* begin *

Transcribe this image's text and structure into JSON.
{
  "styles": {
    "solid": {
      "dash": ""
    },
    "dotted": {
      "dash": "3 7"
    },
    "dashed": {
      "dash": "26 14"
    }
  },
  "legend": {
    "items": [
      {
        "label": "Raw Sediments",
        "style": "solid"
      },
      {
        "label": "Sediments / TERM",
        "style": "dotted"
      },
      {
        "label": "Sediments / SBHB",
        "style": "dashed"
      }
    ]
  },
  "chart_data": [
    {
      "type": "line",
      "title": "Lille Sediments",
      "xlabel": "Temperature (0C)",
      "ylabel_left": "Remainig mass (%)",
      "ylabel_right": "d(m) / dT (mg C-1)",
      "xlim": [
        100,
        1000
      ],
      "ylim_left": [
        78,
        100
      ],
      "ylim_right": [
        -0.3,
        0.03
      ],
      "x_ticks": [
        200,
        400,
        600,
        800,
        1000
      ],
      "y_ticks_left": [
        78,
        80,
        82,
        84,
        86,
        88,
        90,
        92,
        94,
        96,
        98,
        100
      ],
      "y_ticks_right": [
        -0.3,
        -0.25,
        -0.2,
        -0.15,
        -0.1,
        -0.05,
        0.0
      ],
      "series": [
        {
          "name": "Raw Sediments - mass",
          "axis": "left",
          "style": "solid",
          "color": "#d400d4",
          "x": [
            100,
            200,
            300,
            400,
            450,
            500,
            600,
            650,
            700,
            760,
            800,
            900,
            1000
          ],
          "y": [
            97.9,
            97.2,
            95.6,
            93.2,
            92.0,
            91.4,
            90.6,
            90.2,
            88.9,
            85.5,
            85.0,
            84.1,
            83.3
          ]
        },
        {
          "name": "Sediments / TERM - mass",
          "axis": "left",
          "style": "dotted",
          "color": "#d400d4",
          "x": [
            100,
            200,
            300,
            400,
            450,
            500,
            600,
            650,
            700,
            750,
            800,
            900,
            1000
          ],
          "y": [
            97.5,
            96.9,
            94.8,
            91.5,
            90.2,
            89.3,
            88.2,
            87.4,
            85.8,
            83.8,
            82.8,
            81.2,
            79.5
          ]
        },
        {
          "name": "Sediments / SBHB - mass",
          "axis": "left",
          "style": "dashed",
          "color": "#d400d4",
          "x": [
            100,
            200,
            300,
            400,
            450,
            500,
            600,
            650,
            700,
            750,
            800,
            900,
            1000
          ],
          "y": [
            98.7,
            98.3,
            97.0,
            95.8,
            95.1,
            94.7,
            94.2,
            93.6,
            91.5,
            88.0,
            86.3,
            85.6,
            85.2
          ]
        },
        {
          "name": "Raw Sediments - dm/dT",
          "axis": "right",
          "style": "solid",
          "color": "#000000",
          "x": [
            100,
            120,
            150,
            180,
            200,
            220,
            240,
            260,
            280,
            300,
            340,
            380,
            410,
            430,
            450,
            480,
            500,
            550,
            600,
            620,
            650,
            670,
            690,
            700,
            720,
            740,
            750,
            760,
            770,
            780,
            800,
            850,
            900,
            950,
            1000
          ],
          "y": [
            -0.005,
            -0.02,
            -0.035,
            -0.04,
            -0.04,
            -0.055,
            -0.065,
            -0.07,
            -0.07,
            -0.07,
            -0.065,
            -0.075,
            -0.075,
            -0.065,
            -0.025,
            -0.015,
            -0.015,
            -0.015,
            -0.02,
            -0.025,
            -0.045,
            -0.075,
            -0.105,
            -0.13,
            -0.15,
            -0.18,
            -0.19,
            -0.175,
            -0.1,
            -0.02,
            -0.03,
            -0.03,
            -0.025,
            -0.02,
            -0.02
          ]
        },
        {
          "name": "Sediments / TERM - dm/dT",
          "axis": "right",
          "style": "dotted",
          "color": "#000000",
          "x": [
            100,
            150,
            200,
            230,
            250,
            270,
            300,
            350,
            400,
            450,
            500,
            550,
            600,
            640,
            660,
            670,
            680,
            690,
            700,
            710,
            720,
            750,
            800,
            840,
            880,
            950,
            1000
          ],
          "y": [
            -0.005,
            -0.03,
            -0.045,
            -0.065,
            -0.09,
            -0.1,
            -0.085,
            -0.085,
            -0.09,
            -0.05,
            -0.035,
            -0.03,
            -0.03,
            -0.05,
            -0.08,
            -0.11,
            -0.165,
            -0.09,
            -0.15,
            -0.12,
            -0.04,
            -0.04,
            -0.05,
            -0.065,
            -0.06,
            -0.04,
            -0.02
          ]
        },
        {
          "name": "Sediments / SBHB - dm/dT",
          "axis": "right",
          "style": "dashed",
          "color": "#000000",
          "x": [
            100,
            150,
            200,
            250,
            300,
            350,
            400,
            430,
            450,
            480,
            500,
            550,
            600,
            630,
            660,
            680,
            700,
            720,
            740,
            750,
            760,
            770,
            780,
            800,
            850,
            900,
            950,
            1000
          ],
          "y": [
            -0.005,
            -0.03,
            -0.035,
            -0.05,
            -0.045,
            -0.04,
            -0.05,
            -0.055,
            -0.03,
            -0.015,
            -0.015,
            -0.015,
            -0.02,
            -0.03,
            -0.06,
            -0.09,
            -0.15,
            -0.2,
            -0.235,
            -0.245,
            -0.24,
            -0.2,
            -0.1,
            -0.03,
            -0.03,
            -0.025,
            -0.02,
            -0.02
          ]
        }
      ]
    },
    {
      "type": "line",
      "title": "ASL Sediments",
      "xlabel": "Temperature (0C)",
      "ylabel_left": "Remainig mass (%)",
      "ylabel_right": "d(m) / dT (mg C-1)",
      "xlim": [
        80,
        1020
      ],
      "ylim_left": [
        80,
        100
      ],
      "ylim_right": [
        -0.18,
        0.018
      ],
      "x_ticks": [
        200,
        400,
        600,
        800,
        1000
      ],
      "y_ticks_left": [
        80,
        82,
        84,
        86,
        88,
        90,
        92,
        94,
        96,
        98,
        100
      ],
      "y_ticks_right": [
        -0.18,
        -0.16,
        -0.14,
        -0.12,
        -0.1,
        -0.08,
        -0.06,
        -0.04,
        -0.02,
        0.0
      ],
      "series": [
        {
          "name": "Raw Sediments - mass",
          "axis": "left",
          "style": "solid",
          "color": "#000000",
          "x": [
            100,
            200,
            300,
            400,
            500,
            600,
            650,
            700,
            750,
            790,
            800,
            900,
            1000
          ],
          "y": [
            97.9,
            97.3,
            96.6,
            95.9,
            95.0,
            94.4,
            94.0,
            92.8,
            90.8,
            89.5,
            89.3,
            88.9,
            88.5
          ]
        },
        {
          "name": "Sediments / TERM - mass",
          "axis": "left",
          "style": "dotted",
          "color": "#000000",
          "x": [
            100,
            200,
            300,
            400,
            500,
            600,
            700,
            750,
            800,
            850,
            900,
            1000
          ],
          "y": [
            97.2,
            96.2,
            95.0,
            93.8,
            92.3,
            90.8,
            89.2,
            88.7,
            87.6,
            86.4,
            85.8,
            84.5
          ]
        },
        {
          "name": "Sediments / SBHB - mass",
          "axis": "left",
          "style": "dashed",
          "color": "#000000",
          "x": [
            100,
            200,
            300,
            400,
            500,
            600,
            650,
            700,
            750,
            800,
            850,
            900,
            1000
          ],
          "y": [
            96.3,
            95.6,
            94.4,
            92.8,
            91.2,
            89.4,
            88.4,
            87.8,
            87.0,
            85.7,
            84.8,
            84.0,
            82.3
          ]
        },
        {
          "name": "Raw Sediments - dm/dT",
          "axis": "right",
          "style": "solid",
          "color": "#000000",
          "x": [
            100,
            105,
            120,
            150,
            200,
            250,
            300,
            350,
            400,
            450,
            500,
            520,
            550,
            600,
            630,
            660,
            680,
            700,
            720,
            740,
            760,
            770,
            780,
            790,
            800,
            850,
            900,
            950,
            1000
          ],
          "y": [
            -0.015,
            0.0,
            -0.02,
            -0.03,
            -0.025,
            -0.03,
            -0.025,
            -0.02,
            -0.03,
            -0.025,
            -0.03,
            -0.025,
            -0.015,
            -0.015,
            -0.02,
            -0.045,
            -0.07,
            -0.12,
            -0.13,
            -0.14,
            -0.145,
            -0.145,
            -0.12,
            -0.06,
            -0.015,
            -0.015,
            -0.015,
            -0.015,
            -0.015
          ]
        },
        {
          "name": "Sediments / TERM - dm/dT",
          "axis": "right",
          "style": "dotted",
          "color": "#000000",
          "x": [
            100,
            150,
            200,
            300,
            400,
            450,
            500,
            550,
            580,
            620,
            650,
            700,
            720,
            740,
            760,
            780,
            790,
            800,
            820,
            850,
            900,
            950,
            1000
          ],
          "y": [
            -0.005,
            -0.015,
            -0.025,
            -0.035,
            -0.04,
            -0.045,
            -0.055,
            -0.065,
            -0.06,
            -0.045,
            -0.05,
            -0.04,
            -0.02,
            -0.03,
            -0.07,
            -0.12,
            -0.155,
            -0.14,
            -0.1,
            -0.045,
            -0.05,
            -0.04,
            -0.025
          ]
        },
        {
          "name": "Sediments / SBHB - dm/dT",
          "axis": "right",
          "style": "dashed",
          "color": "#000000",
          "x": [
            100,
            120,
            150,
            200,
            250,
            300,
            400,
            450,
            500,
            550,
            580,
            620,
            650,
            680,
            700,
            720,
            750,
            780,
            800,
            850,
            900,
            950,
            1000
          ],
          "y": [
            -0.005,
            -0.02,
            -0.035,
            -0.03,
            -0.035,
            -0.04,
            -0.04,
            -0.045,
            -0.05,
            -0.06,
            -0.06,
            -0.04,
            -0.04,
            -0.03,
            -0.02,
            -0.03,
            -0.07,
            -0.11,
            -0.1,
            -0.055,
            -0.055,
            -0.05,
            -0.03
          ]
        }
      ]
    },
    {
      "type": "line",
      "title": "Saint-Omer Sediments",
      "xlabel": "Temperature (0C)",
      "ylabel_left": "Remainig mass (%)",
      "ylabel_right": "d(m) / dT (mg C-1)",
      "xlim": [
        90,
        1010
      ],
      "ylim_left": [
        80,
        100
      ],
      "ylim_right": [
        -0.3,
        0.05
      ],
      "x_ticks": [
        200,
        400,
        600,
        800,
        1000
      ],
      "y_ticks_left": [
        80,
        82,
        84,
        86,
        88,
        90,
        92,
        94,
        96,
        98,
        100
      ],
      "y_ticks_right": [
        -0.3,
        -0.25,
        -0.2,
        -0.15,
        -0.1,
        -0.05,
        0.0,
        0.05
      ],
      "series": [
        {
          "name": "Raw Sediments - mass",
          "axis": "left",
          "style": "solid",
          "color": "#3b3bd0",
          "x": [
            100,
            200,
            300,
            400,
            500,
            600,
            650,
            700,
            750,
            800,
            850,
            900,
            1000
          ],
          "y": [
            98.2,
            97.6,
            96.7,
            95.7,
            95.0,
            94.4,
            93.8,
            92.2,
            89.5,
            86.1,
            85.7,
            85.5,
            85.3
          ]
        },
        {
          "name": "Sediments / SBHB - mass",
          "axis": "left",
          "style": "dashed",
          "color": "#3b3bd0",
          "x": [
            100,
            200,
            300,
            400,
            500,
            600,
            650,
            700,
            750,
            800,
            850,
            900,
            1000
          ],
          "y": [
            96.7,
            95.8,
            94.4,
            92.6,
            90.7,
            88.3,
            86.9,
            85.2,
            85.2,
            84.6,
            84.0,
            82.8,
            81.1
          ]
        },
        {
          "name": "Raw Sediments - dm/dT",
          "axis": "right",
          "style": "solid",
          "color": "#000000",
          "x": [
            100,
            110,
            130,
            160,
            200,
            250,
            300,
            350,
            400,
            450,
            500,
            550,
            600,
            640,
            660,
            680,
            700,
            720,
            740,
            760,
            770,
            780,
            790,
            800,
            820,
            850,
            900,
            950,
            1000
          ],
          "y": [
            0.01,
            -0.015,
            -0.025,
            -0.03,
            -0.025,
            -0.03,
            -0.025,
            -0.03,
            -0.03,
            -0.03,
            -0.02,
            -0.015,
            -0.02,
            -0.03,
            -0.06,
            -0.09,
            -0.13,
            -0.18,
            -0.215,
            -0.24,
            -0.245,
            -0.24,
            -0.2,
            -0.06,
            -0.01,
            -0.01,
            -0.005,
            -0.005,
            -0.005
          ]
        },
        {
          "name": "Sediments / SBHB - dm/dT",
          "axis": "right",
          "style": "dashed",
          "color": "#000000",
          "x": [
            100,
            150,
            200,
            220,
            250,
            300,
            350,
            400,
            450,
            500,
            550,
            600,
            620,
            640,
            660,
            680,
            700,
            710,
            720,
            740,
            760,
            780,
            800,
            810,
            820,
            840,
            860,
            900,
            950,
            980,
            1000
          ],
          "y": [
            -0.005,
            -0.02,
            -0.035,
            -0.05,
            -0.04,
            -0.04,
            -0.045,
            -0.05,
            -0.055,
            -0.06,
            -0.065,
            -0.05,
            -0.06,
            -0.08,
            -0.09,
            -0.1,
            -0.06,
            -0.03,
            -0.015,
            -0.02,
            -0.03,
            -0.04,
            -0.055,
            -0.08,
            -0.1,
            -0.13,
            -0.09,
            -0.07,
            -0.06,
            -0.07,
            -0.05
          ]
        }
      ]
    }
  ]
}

* end *

§ **Stated goal**
Return each line among the entries that holds the word "title".

§ **Written solution**
      "title": "Lille Sediments",
      "title": "ASL Sediments",
      "title": "Saint-Omer Sediments",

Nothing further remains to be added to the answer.